■ **DO THIS**
Look through the lines below and extract any with the word "type".

■ **DATASET EXCERPTS**
■ ■ ■ ■
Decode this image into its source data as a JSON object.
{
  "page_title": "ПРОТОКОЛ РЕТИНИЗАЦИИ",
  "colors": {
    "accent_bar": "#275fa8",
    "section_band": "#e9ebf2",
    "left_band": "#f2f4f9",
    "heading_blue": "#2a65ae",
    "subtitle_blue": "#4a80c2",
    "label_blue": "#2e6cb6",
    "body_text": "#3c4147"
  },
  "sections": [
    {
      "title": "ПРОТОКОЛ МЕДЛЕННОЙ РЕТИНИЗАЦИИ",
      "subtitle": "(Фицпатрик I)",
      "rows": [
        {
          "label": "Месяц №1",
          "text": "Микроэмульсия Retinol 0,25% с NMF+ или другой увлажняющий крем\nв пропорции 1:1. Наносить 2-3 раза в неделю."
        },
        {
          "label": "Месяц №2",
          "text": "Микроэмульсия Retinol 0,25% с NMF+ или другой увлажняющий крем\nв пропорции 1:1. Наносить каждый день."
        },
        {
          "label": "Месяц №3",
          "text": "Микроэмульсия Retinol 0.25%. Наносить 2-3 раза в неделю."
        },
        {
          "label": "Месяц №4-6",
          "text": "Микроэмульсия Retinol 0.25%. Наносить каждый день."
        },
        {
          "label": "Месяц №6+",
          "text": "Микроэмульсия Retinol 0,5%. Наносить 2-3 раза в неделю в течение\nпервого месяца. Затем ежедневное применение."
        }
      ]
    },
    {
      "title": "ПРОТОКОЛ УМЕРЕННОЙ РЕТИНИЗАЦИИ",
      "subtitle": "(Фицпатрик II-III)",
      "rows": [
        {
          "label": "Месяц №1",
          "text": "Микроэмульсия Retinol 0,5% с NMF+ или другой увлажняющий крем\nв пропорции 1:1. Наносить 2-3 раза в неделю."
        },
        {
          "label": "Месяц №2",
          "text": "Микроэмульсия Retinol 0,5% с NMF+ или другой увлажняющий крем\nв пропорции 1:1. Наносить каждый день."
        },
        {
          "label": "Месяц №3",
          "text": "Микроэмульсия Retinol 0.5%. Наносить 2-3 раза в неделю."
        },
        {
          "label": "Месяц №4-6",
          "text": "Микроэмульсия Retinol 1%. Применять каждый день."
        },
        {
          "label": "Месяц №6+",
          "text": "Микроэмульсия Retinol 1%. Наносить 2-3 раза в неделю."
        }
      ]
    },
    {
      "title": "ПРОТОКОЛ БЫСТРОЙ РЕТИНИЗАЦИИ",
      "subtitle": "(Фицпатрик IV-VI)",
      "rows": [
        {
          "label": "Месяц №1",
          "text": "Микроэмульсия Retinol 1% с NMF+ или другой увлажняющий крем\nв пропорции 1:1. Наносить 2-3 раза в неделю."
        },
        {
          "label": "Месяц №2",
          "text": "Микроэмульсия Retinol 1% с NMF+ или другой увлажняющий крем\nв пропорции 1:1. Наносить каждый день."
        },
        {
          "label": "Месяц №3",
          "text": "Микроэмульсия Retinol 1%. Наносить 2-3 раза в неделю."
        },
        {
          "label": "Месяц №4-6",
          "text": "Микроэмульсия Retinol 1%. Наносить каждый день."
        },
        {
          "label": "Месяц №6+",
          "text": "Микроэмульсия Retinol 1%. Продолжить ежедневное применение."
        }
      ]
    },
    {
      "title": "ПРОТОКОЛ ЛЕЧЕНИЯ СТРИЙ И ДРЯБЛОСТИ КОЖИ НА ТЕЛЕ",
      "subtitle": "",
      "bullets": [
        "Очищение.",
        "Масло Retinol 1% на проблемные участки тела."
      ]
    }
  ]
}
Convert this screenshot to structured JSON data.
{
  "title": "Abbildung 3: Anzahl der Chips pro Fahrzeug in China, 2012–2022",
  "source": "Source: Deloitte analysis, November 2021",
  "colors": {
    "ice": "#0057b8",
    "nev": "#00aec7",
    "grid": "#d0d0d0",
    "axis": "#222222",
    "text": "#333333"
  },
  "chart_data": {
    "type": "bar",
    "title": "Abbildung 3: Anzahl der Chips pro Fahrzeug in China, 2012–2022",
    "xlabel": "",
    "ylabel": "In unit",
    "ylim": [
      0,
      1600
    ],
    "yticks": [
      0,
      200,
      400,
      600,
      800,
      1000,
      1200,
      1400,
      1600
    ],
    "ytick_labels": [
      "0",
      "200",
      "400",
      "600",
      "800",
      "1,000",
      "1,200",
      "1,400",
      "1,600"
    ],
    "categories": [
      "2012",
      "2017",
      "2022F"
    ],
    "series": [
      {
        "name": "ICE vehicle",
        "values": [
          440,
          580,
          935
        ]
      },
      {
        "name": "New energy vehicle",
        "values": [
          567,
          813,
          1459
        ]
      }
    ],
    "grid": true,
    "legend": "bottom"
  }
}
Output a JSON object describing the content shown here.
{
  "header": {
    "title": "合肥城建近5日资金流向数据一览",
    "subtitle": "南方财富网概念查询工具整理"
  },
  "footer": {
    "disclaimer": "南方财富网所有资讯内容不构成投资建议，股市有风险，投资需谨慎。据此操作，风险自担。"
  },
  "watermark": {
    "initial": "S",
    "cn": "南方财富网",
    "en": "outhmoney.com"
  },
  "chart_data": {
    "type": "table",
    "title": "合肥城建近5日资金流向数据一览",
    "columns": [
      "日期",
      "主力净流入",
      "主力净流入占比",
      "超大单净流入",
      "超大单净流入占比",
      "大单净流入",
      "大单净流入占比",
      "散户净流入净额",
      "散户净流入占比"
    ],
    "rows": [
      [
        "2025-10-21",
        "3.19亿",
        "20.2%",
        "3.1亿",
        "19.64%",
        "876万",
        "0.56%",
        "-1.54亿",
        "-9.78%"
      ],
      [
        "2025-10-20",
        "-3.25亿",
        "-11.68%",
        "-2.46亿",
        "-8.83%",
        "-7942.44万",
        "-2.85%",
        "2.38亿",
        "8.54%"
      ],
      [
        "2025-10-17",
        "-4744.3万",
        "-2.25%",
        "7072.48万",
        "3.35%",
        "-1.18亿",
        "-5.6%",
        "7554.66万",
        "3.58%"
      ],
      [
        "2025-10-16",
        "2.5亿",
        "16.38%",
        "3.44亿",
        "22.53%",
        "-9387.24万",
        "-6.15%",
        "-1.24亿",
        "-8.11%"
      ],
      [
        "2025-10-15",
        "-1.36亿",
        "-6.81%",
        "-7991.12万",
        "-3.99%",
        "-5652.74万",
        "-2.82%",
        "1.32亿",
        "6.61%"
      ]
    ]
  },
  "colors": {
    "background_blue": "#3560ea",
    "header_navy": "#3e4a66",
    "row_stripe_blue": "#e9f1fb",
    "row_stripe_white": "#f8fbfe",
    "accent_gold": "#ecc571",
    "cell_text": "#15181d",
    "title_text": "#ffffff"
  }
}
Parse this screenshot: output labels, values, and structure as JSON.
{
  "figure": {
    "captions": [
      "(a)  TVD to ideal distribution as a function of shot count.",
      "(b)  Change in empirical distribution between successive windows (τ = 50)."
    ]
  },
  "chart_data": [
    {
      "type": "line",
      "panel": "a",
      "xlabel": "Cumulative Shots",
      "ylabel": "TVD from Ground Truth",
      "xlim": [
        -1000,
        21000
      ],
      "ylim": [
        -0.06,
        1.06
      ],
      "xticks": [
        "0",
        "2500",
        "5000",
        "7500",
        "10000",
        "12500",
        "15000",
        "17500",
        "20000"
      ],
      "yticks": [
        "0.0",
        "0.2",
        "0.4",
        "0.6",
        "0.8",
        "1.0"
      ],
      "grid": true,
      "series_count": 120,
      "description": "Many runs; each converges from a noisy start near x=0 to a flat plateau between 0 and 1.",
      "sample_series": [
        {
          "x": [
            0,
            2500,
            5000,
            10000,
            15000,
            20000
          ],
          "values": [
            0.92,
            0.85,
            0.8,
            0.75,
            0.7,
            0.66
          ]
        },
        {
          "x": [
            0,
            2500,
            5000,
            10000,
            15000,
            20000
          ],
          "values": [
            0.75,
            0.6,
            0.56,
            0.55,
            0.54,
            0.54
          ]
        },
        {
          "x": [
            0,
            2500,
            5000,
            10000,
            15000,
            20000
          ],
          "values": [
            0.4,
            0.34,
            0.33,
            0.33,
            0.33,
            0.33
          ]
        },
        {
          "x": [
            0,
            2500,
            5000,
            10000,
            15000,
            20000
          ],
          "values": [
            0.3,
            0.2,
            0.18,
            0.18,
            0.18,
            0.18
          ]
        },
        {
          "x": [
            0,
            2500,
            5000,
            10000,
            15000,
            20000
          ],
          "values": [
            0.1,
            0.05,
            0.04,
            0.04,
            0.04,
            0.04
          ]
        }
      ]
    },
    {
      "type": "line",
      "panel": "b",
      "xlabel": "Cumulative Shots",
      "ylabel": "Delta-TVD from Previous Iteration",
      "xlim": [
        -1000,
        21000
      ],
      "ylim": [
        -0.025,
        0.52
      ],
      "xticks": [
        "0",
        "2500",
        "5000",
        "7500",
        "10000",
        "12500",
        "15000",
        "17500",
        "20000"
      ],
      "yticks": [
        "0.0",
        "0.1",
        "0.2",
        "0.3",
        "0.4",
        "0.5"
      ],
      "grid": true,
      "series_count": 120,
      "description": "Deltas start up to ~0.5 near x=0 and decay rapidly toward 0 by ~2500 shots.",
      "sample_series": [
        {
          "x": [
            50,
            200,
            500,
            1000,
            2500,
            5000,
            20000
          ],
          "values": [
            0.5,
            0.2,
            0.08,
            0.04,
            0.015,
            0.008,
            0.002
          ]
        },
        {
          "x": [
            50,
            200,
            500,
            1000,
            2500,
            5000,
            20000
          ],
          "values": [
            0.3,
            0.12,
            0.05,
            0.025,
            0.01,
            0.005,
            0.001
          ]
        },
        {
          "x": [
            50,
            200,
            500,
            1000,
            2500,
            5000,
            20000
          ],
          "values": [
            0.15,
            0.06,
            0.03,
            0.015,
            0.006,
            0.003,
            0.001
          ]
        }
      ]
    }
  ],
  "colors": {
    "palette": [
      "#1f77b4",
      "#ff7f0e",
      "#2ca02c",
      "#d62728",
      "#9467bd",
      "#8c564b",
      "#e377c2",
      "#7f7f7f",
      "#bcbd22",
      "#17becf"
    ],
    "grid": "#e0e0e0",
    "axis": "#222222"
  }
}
■ ■ ■ ■
■ **EXERCISE OUTPUT**
    "type": "bar",
    "type": "table",
      "type": "line",
      "type": "line",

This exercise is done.